● **Material**:
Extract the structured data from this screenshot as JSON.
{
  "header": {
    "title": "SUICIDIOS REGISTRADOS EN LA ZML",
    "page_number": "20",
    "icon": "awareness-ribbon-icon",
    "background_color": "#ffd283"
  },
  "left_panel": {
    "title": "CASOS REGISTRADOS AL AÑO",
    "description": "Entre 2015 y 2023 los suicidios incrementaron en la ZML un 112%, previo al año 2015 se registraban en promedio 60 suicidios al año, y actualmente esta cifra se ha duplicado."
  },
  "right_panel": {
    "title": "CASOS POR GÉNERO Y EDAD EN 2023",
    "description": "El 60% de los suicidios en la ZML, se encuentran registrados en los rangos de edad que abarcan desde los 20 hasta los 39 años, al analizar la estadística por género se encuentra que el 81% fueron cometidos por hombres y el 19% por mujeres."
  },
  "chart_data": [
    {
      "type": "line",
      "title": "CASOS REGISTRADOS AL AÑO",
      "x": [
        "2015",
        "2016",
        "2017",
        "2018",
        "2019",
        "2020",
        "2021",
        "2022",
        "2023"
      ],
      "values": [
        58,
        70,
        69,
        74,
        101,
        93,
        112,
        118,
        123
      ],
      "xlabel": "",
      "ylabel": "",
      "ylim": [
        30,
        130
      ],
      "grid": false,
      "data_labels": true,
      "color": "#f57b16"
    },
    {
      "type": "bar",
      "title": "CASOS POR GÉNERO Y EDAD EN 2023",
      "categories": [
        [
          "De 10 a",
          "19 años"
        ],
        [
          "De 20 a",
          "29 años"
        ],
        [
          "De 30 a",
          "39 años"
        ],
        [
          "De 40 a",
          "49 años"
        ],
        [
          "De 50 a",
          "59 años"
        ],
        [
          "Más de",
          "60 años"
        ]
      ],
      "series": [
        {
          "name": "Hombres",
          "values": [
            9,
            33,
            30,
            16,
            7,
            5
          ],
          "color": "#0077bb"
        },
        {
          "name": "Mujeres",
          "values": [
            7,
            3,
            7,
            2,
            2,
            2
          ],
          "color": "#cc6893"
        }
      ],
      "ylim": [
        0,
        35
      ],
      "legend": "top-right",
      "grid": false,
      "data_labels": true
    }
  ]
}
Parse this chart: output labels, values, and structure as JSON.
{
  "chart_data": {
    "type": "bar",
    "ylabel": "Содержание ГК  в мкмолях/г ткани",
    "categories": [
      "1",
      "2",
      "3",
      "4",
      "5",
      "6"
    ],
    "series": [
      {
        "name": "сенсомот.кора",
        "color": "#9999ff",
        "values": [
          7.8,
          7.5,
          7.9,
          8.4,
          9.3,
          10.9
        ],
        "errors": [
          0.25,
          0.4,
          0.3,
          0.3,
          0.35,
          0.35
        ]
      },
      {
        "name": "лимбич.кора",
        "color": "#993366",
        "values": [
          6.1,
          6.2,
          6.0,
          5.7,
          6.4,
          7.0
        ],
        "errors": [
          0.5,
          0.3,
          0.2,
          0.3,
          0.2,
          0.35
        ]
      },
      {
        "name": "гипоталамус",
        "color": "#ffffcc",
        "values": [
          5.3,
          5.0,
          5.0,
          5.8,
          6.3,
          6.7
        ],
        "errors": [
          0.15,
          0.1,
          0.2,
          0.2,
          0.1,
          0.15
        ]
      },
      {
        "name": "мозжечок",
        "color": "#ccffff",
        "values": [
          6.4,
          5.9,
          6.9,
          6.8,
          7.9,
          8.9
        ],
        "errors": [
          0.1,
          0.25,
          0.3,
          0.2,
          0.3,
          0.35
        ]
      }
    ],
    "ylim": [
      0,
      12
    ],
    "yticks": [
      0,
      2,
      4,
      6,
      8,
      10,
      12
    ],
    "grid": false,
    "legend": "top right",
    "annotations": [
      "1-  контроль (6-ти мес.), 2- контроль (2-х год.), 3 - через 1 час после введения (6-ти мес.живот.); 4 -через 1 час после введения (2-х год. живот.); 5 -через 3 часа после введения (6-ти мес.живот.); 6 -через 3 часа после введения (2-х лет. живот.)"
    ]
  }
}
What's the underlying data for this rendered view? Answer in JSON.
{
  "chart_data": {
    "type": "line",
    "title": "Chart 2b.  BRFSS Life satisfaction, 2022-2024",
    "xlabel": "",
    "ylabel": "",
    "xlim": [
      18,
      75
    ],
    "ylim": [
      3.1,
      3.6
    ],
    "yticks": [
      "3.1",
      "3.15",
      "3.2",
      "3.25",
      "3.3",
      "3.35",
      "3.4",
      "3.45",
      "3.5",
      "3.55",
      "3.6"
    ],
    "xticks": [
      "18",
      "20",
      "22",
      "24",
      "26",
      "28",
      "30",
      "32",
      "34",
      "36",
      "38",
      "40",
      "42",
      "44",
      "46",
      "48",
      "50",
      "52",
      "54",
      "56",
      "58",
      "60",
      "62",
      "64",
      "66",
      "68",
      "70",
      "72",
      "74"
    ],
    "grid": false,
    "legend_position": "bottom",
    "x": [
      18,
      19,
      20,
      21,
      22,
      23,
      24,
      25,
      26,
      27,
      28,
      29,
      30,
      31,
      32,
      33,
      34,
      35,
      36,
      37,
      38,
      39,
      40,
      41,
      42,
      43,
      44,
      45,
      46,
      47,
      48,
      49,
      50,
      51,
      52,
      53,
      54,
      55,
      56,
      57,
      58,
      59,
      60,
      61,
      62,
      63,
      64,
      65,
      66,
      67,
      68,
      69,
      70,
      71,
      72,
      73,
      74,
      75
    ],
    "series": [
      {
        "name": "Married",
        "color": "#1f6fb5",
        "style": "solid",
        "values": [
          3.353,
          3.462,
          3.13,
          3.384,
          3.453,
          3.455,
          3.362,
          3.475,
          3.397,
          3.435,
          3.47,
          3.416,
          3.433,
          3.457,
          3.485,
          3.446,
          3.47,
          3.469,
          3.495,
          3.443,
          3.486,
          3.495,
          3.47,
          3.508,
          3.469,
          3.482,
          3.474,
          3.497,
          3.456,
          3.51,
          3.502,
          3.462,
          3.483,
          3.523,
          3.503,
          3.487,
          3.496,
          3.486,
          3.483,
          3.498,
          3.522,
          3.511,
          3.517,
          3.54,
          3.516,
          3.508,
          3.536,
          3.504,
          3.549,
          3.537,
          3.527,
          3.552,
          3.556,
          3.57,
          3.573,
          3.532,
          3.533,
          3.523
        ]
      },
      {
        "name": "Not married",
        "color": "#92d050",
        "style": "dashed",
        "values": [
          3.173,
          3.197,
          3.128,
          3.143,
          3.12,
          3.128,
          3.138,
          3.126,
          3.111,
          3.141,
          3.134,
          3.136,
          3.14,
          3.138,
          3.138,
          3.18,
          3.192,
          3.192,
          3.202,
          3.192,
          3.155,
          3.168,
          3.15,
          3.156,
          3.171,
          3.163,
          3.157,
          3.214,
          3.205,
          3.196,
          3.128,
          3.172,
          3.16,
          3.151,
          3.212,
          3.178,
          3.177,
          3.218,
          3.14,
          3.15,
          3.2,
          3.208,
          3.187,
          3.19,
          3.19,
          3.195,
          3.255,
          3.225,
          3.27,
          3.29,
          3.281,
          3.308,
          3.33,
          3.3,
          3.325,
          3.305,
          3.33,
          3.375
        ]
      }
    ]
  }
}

● **What you need to do**: Repeat all the entries exactly as given.

● **Full answer**:
Extract the structured data from this screenshot as JSON.
{
  "header": {
    "title": "SUICIDIOS REGISTRADOS EN LA ZML",
    "page_number": "20",
    "icon": "awareness-ribbon-icon",
    "background_color": "#ffd283"
  },
  "left_panel": {
    "title": "CASOS REGISTRADOS AL AÑO",
    "description": "Entre 2015 y 2023 los suicidios incrementaron en la ZML un 112%, previo al año 2015 se registraban en promedio 60 suicidios al año, y actualmente esta cifra se ha duplicado."
  },
  "right_panel": {
    "title": "CASOS POR GÉNERO Y EDAD EN 2023",
    "description": "El 60% de los suicidios en la ZML, se encuentran registrados en los rangos de edad que abarcan desde los 20 hasta los 39 años, al analizar la estadística por género se encuentra que el 81% fueron cometidos por hombres y el 19% por mujeres."
  },
  "chart_data": [
    {
      "type": "line",
      "title": "CASOS REGISTRADOS AL AÑO",
      "x": [
        "2015",
        "2016",
        "2017",
        "2018",
        "2019",
        "2020",
        "2021",
        "2022",
        "2023"
      ],
      "values": [
        58,
        70,
        69,
        74,
        101,
        93,
        112,
        118,
        123
      ],
      "xlabel": "",
      "ylabel": "",
      "ylim": [
        30,
        130
      ],
      "grid": false,
      "data_labels": true,
      "color": "#f57b16"
    },
    {
      "type": "bar",
      "title": "CASOS POR GÉNERO Y EDAD EN 2023",
      "categories": [
        [
          "De 10 a",
          "19 años"
        ],
        [
          "De 20 a",
          "29 años"
        ],
        [
          "De 30 a",
          "39 años"
        ],
        [
          "De 40 a",
          "49 años"
        ],
        [
          "De 50 a",
          "59 años"
        ],
        [
          "Más de",
          "60 años"
        ]
      ],
      "series": [
        {
          "name": "Hombres",
          "values": [
            9,
            33,
            30,
            16,
            7,
            5
          ],
          "color": "#0077bb"
        },
        {
          "name": "Mujeres",
          "values": [
            7,
            3,
            7,
            2,
            2,
            2
          ],
          "color": "#cc6893"
        }
      ],
      "ylim": [
        0,
        35
      ],
      "legend": "top-right",
      "grid": false,
      "data_labels": true
    }
  ]
}
Parse this chart: output labels, values, and structure as JSON.
{
  "chart_data": {
    "type": "bar",
    "ylabel": "Содержание ГК  в мкмолях/г ткани",
    "categories": [
      "1",
      "2",
      "3",
      "4",
      "5",
      "6"
    ],
    "series": [
      {
        "name": "сенсомот.кора",
        "color": "#9999ff",
        "values": [
          7.8,
          7.5,
          7.9,
          8.4,
          9.3,
          10.9
        ],
        "errors": [
          0.25,
          0.4,
          0.3,
          0.3,
          0.35,
          0.35
        ]
      },
      {
        "name": "лимбич.кора",
        "color": "#993366",
        "values": [
          6.1,
          6.2,
          6.0,
          5.7,
          6.4,
          7.0
        ],
        "errors": [
          0.5,
          0.3,
          0.2,
          0.3,
          0.2,
          0.35
        ]
      },
      {
        "name": "гипоталамус",
        "color": "#ffffcc",
        "values": [
          5.3,
          5.0,
          5.0,
          5.8,
          6.3,
          6.7
        ],
        "errors": [
          0.15,
          0.1,
          0.2,
          0.2,
          0.1,
          0.15
        ]
      },
      {
        "name": "мозжечок",
        "color": "#ccffff",
        "values": [
          6.4,
          5.9,
          6.9,
          6.8,
          7.9,
          8.9
        ],
        "errors": [
          0.1,
          0.25,
          0.3,
          0.2,
          0.3,
          0.35
        ]
      }
    ],
    "ylim": [
      0,
      12
    ],
    "yticks": [
      0,
      2,
      4,
      6,
      8,
      10,
      12
    ],
    "grid": false,
    "legend": "top right",
    "annotations": [
      "1-  контроль (6-ти мес.), 2- контроль (2-х год.), 3 - через 1 час после введения (6-ти мес.живот.); 4 -через 1 час после введения (2-х год. живот.); 5 -через 3 часа после введения (6-ти мес.живот.); 6 -через 3 часа после введения (2-х лет. живот.)"
    ]
  }
}
What's the underlying data for this rendered view? Answer in JSON.
{
  "chart_data": {
    "type": "line",
    "title": "Chart 2b.  BRFSS Life satisfaction, 2022-2024",
    "xlabel": "",
    "ylabel": "",
    "xlim": [
      18,
      75
    ],
    "ylim": [
      3.1,
      3.6
    ],
    "yticks": [
      "3.1",
      "3.15",
      "3.2",
      "3.25",
      "3.3",
      "3.35",
      "3.4",
      "3.45",
      "3.5",
      "3.55",
      "3.6"
    ],
    "xticks": [
      "18",
      "20",
      "22",
      "24",
      "26",
      "28",
      "30",
      "32",
      "34",
      "36",
      "38",
      "40",
      "42",
      "44",
      "46",
      "48",
      "50",
      "52",
      "54",
      "56",
      "58",
      "60",
      "62",
      "64",
      "66",
      "68",
      "70",
      "72",
      "74"
    ],
    "grid": false,
    "legend_position": "bottom",
    "x": [
      18,
      19,
      20,
      21,
      22,
      23,
      24,
      25,
      26,
      27,
      28,
      29,
      30,
      31,
      32,
      33,
      34,
      35,
      36,
      37,
      38,
      39,
      40,
      41,
      42,
      43,
      44,
      45,
      46,
      47,
      48,
      49,
      50,
      51,
      52,
      53,
      54,
      55,
      56,
      57,
      58,
      59,
      60,
      61,
      62,
      63,
      64,
      65,
      66,
      67,
      68,
      69,
      70,
      71,
      72,
      73,
      74,
      75
    ],
    "series": [
      {
        "name": "Married",
        "color": "#1f6fb5",
        "style": "solid",
        "values": [
          3.353,
          3.462,
          3.13,
          3.384,
          3.453,
          3.455,
          3.362,
          3.475,
          3.397,
          3.435,
          3.47,
          3.416,
          3.433,
          3.457,
          3.485,
          3.446,
          3.47,
          3.469,
          3.495,
          3.443,
          3.486,
          3.495,
          3.47,
          3.508,
          3.469,
          3.482,
          3.474,
          3.497,
          3.456,
          3.51,
          3.502,
          3.462,
          3.483,
          3.523,
          3.503,
          3.487,
          3.496,
          3.486,
          3.483,
          3.498,
          3.522,
          3.511,
          3.517,
          3.54,
          3.516,
          3.508,
          3.536,
          3.504,
          3.549,
          3.537,
          3.527,
          3.552,
          3.556,
          3.57,
          3.573,
          3.532,
          3.533,
          3.523
        ]
      },
      {
        "name": "Not married",
        "color": "#92d050",
        "style": "dashed",
        "values": [
          3.173,
          3.197,
          3.128,
          3.143,
          3.12,
          3.128,
          3.138,
          3.126,
          3.111,
          3.141,
          3.134,
          3.136,
          3.14,
          3.138,
          3.138,
          3.18,
          3.192,
          3.192,
          3.202,
          3.192,
          3.155,
          3.168,
          3.15,
          3.156,
          3.171,
          3.163,
          3.157,
          3.214,
          3.205,
          3.196,
          3.128,
          3.172,
          3.16,
          3.151,
          3.212,
          3.178,
          3.177,
          3.218,
          3.14,
          3.15,
          3.2,
          3.208,
          3.187,
          3.19,
          3.19,
          3.195,
          3.255,
          3.225,
          3.27,
          3.29,
          3.281,
          3.308,
          3.33,
          3.3,
          3.325,
          3.305,
          3.33,
          3.375
        ]
      }
    ]
  }
}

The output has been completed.